- [EXERCISE DETAILS]: Copy out the data below verbatim.

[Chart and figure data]
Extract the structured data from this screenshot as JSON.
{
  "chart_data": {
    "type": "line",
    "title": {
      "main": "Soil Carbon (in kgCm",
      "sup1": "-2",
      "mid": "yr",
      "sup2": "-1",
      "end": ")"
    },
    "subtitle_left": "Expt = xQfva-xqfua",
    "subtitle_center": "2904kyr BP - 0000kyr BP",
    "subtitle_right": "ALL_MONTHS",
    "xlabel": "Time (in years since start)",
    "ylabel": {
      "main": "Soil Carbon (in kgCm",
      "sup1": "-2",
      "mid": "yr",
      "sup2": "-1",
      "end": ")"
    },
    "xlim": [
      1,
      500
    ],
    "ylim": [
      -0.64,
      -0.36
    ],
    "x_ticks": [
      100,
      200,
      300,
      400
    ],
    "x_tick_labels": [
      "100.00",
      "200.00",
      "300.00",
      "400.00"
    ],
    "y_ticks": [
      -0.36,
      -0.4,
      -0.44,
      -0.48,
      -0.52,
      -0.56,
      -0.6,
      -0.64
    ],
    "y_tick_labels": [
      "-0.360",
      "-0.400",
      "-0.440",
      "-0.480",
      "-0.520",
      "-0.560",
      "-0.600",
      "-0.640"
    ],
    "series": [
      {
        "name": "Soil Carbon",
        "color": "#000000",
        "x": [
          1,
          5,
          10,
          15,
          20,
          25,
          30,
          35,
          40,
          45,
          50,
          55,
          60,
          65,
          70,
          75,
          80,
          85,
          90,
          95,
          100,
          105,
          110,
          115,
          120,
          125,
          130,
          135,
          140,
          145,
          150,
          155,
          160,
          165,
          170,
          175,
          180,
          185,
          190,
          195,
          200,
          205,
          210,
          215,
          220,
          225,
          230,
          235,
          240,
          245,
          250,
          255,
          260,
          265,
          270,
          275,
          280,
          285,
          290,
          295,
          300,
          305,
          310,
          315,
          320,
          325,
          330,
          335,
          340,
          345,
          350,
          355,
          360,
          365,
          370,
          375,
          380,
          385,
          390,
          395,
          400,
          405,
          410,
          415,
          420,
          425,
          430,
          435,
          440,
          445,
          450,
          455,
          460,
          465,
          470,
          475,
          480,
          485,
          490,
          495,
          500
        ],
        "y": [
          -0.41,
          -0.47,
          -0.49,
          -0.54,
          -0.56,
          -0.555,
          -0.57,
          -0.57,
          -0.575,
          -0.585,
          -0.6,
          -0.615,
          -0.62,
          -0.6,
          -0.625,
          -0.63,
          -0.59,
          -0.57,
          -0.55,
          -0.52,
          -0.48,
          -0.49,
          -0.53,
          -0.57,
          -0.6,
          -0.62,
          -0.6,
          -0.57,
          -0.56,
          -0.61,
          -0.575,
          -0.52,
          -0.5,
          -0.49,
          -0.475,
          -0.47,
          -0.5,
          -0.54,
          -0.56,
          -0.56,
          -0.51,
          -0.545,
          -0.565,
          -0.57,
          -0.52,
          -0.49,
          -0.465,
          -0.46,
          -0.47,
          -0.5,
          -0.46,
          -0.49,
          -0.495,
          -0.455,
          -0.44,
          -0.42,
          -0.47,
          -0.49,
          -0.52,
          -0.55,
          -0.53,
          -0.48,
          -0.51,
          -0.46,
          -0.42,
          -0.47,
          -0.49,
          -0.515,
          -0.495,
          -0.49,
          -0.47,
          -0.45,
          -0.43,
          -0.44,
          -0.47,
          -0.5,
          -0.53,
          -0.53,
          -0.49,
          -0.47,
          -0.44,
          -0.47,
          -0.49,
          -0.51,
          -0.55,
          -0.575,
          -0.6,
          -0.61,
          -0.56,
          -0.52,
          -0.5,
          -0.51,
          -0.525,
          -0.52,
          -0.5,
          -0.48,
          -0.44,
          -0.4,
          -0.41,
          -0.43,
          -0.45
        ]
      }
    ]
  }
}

- [ANSWER TO THE PROBLEM]:
Extract the structured data from this screenshot as JSON.
{
  "chart_data": {
    "type": "line",
    "title": {
      "main": "Soil Carbon (in kgCm",
      "sup1": "-2",
      "mid": "yr",
      "sup2": "-1",
      "end": ")"
    },
    "subtitle_left": "Expt = xQfva-xqfua",
    "subtitle_center": "2904kyr BP - 0000kyr BP",
    "subtitle_right": "ALL_MONTHS",
    "xlabel": "Time (in years since start)",
    "ylabel": {
      "main": "Soil Carbon (in kgCm",
      "sup1": "-2",
      "mid": "yr",
      "sup2": "-1",
      "end": ")"
    },
    "xlim": [
      1,
      500
    ],
    "ylim": [
      -0.64,
      -0.36
    ],
    "x_ticks": [
      100,
      200,
      300,
      400
    ],
    "x_tick_labels": [
      "100.00",
      "200.00",
      "300.00",
      "400.00"
    ],
    "y_ticks": [
      -0.36,
      -0.4,
      -0.44,
      -0.48,
      -0.52,
      -0.56,
      -0.6,
      -0.64
    ],
    "y_tick_labels": [
      "-0.360",
      "-0.400",
      "-0.440",
      "-0.480",
      "-0.520",
      "-0.560",
      "-0.600",
      "-0.640"
    ],
    "series": [
      {
        "name": "Soil Carbon",
        "color": "#000000",
        "x": [
          1,
          5,
          10,
          15,
          20,
          25,
          30,
          35,
          40,
          45,
          50,
          55,
          60,
          65,
          70,
          75,
          80,
          85,
          90,
          95,
          100,
          105,
          110,
          115,
          120,
          125,
          130,
          135,
          140,
          145,
          150,
          155,
          160,
          165,
          170,
          175,
          180,
          185,
          190,
          195,
          200,
          205,
          210,
          215,
          220,
          225,
          230,
          235,
          240,
          245,
          250,
          255,
          260,
          265,
          270,
          275,
          280,
          285,
          290,
          295,
          300,
          305,
          310,
          315,
          320,
          325,
          330,
          335,
          340,
          345,
          350,
          355,
          360,
          365,
          370,
          375,
          380,
          385,
          390,
          395,
          400,
          405,
          410,
          415,
          420,
          425,
          430,
          435,
          440,
          445,
          450,
          455,
          460,
          465,
          470,
          475,
          480,
          485,
          490,
          495,
          500
        ],
        "y": [
          -0.41,
          -0.47,
          -0.49,
          -0.54,
          -0.56,
          -0.555,
          -0.57,
          -0.57,
          -0.575,
          -0.585,
          -0.6,
          -0.615,
          -0.62,
          -0.6,
          -0.625,
          -0.63,
          -0.59,
          -0.57,
          -0.55,
          -0.52,
          -0.48,
          -0.49,
          -0.53,
          -0.57,
          -0.6,
          -0.62,
          -0.6,
          -0.57,
          -0.56,
          -0.61,
          -0.575,
          -0.52,
          -0.5,
          -0.49,
          -0.475,
          -0.47,
          -0.5,
          -0.54,
          -0.56,
          -0.56,
          -0.51,
          -0.545,
          -0.565,
          -0.57,
          -0.52,
          -0.49,
          -0.465,
          -0.46,
          -0.47,
          -0.5,
          -0.46,
          -0.49,
          -0.495,
          -0.455,
          -0.44,
          -0.42,
          -0.47,
          -0.49,
          -0.52,
          -0.55,
          -0.53,
          -0.48,
          -0.51,
          -0.46,
          -0.42,
          -0.47,
          -0.49,
          -0.515,
          -0.495,
          -0.49,
          -0.47,
          -0.45,
          -0.43,
          -0.44,
          -0.47,
          -0.5,
          -0.53,
          -0.53,
          -0.49,
          -0.47,
          -0.44,
          -0.47,
          -0.49,
          -0.51,
          -0.55,
          -0.575,
          -0.6,
          -0.61,
          -0.56,
          -0.52,
          -0.5,
          -0.51,
          -0.525,
          -0.52,
          -0.5,
          -0.48,
          -0.44,
          -0.4,
          -0.41,
          -0.43,
          -0.45
        ]
      }
    ]
  }
}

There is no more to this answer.